Task requirements: Find the lines below that contain the word "billion" and count them. Only the number should be given.

-- BEGIN --

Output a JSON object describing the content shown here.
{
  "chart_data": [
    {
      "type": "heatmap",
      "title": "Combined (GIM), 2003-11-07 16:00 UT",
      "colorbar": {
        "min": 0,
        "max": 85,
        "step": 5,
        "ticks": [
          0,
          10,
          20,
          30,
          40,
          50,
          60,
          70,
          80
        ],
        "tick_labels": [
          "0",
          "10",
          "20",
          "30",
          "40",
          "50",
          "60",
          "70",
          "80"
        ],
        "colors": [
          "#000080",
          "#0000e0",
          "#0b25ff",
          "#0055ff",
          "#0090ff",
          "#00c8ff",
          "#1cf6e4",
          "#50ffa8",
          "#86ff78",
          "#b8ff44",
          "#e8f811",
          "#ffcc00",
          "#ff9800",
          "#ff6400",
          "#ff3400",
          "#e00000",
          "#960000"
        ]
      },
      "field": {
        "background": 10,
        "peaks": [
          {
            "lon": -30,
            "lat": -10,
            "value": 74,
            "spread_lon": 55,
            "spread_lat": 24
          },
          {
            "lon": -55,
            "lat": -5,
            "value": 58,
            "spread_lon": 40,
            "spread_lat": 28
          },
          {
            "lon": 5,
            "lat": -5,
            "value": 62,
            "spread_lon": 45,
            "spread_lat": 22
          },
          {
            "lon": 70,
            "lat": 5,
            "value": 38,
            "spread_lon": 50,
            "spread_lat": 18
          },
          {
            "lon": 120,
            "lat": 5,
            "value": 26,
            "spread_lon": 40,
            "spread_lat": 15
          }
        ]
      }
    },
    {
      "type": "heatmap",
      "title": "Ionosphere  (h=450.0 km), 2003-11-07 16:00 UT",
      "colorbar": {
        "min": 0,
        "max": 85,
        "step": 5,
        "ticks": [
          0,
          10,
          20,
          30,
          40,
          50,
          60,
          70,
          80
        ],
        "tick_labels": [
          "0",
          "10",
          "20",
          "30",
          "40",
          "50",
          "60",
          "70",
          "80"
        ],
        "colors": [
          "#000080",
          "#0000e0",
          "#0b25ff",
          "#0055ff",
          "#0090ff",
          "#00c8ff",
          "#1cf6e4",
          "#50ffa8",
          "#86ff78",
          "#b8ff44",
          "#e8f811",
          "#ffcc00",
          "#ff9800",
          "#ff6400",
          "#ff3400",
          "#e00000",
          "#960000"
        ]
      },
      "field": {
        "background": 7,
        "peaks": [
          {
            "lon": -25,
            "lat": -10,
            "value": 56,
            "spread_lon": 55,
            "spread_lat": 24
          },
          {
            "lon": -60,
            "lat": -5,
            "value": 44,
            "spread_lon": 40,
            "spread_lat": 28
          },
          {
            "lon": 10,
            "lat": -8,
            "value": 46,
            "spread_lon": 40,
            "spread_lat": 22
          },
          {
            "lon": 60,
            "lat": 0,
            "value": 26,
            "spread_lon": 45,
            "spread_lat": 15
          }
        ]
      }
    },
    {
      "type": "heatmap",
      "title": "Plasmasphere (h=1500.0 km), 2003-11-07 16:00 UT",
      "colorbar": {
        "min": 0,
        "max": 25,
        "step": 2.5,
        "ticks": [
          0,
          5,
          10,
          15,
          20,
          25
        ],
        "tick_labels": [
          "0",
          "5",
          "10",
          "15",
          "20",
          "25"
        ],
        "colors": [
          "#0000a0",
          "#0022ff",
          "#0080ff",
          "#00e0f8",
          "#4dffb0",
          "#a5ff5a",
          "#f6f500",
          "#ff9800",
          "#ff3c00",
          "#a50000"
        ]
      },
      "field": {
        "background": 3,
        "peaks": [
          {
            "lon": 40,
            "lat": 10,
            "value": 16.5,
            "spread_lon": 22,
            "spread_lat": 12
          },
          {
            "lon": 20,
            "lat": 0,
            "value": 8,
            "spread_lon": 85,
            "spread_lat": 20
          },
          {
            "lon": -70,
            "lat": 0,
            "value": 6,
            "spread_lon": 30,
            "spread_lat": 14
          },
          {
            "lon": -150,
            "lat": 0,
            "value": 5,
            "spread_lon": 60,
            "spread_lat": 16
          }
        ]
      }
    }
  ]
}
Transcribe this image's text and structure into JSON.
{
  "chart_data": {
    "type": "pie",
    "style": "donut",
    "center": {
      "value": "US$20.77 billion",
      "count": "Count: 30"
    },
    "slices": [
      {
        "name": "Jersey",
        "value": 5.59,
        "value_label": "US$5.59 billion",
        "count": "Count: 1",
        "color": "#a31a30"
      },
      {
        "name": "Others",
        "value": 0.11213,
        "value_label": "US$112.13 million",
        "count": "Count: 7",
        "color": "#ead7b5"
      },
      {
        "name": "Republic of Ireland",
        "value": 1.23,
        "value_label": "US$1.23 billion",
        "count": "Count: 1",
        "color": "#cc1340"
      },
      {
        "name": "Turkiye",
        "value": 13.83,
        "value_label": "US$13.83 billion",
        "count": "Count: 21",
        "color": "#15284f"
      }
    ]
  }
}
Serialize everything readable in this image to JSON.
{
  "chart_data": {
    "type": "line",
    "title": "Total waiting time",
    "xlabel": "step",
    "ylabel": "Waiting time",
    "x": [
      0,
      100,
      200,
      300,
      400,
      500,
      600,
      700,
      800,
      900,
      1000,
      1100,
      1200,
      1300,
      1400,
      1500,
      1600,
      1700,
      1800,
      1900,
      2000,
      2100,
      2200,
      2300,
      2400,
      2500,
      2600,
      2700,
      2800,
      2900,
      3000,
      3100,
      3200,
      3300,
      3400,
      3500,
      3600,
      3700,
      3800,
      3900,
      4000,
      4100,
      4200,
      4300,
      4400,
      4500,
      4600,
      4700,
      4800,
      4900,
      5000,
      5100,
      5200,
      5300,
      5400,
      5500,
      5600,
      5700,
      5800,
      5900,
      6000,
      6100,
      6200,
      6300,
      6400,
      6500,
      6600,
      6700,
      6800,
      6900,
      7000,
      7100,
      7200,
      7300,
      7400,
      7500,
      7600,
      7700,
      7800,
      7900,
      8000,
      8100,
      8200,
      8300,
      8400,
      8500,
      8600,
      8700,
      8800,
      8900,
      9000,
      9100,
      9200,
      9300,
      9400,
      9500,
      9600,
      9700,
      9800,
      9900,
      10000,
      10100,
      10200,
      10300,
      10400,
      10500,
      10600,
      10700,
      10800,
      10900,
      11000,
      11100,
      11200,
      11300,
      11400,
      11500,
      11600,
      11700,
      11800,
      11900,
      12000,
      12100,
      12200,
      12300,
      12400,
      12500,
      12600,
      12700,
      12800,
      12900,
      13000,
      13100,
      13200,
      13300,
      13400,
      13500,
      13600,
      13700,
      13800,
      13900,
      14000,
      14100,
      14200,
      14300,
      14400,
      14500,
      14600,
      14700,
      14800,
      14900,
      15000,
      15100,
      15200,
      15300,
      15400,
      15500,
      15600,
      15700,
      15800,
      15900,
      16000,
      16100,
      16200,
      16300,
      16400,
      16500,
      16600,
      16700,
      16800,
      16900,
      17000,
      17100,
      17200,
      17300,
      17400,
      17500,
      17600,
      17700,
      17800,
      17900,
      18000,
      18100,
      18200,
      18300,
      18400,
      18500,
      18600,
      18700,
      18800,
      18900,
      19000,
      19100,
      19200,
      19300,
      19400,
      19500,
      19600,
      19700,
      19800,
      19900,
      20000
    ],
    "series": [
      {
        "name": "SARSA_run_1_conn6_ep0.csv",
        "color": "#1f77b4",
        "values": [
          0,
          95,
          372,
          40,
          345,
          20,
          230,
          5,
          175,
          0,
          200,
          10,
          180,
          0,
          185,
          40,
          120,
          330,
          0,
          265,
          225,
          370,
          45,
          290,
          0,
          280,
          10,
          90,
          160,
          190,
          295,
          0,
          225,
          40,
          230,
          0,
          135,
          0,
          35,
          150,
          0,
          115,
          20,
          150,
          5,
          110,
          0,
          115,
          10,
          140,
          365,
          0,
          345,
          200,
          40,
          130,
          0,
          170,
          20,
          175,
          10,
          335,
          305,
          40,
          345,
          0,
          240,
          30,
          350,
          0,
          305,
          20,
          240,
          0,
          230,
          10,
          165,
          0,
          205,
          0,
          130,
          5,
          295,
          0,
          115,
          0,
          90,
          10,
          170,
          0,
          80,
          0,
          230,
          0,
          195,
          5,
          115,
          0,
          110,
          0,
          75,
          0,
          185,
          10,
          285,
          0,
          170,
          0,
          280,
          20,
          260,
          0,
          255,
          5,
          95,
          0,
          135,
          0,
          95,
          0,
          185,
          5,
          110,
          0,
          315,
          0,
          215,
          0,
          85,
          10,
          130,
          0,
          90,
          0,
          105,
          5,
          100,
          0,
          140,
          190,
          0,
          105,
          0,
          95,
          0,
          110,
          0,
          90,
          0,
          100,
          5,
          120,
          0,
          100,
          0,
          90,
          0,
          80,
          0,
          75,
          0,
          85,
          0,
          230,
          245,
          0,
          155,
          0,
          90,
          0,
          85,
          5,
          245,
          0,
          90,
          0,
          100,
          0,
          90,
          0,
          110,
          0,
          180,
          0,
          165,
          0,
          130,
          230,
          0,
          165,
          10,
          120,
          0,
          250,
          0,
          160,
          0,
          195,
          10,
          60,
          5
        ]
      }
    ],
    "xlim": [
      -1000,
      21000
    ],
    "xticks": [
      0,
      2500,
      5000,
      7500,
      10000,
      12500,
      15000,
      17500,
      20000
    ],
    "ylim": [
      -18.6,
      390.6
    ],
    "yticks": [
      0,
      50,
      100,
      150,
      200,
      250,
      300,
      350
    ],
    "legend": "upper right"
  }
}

-- END --

Solution to this problem: 4